___ THE RECORDS ___

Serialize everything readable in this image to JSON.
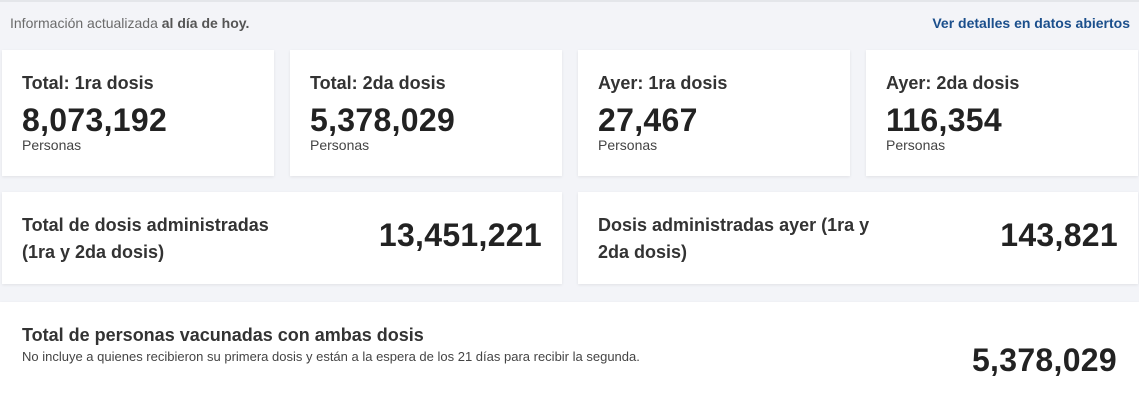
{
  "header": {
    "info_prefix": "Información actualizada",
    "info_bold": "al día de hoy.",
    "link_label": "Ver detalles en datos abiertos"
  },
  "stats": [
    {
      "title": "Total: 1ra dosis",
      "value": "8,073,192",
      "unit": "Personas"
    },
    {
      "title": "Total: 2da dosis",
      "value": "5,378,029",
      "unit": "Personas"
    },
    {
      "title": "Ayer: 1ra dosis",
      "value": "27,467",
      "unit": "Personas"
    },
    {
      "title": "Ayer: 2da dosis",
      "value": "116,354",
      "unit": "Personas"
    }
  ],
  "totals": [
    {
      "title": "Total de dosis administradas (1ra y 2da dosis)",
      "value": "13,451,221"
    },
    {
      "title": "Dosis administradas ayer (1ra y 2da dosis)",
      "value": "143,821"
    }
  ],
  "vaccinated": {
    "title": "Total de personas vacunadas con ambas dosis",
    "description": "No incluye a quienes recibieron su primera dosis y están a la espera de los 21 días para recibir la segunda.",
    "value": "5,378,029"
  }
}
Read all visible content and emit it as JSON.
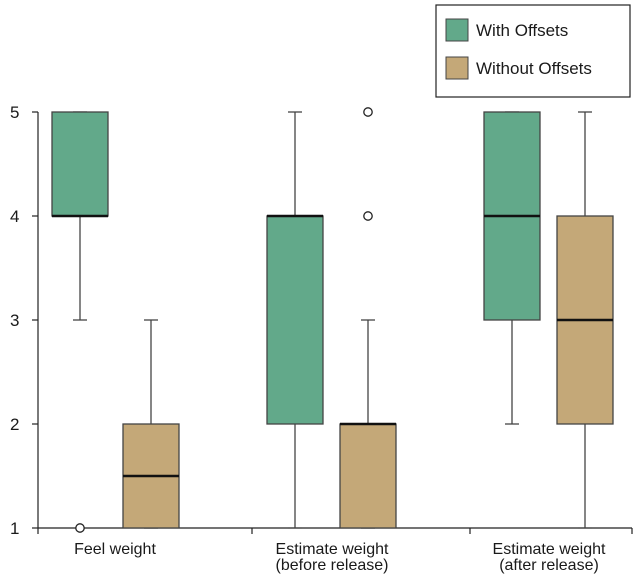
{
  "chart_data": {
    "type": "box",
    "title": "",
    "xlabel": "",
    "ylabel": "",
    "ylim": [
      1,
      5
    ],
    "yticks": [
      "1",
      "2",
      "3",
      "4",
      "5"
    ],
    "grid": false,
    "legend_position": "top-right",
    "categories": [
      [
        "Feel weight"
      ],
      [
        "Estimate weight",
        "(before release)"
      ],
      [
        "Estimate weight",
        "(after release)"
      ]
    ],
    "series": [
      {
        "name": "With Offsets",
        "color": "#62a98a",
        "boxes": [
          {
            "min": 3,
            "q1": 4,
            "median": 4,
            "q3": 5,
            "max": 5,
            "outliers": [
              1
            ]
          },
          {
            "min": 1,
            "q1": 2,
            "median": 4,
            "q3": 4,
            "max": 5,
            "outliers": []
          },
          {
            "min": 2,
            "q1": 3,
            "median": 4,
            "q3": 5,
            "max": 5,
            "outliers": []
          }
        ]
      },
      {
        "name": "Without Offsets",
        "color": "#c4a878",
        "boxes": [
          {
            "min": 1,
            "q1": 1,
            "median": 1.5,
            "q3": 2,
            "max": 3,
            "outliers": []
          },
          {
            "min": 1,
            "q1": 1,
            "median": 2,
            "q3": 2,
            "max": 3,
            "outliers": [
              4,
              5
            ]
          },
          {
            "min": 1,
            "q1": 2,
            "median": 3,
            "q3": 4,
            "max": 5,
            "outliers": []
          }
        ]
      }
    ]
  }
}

___

# WHAT TO DO
Leave out the pictures and give the rest of the records again exactly.

# CORRECT OUTPUT
Serialize everything readable in this image to JSON.
{
  "header": {
    "info_prefix": "Información actualizada",
    "info_bold": "al día de hoy.",
    "link_label": "Ver detalles en datos abiertos"
  },
  "stats": [
    {
      "title": "Total: 1ra dosis",
      "value": "8,073,192",
      "unit": "Personas"
    },
    {
      "title": "Total: 2da dosis",
      "value": "5,378,029",
      "unit": "Personas"
    },
    {
      "title": "Ayer: 1ra dosis",
      "value": "27,467",
      "unit": "Personas"
    },
    {
      "title": "Ayer: 2da dosis",
      "value": "116,354",
      "unit": "Personas"
    }
  ],
  "totals": [
    {
      "title": "Total de dosis administradas (1ra y 2da dosis)",
      "value": "13,451,221"
    },
    {
      "title": "Dosis administradas ayer (1ra y 2da dosis)",
      "value": "143,821"
    }
  ],
  "vaccinated": {
    "title": "Total de personas vacunadas con ambas dosis",
    "description": "No incluye a quienes recibieron su primera dosis y están a la espera de los 21 días para recibir la segunda.",
    "value": "5,378,029"
  }
}
Read all visible content and emit it as JSON.
{
  "chart_data": {
    "type": "box",
    "title": "",
    "xlabel": "",
    "ylabel": "",
    "ylim": [
      1,
      5
    ],
    "yticks": [
      "1",
      "2",
      "3",
      "4",
      "5"
    ],
    "grid": false,
    "legend_position": "top-right",
    "categories": [
      [
        "Feel weight"
      ],
      [
        "Estimate weight",
        "(before release)"
      ],
      [
        "Estimate weight",
        "(after release)"
      ]
    ],
    "series": [
      {
        "name": "With Offsets",
        "color": "#62a98a",
        "boxes": [
          {
            "min": 3,
            "q1": 4,
            "median": 4,
            "q3": 5,
            "max": 5,
            "outliers": [
              1
            ]
          },
          {
            "min": 1,
            "q1": 2,
            "median": 4,
            "q3": 4,
            "max": 5,
            "outliers": []
          },
          {
            "min": 2,
            "q1": 3,
            "median": 4,
            "q3": 5,
            "max": 5,
            "outliers": []
          }
        ]
      },
      {
        "name": "Without Offsets",
        "color": "#c4a878",
        "boxes": [
          {
            "min": 1,
            "q1": 1,
            "median": 1.5,
            "q3": 2,
            "max": 3,
            "outliers": []
          },
          {
            "min": 1,
            "q1": 1,
            "median": 2,
            "q3": 2,
            "max": 3,
            "outliers": [
              4,
              5
            ]
          },
          {
            "min": 1,
            "q1": 2,
            "median": 3,
            "q3": 4,
            "max": 5,
            "outliers": []
          }
        ]
      }
    ]
  }
}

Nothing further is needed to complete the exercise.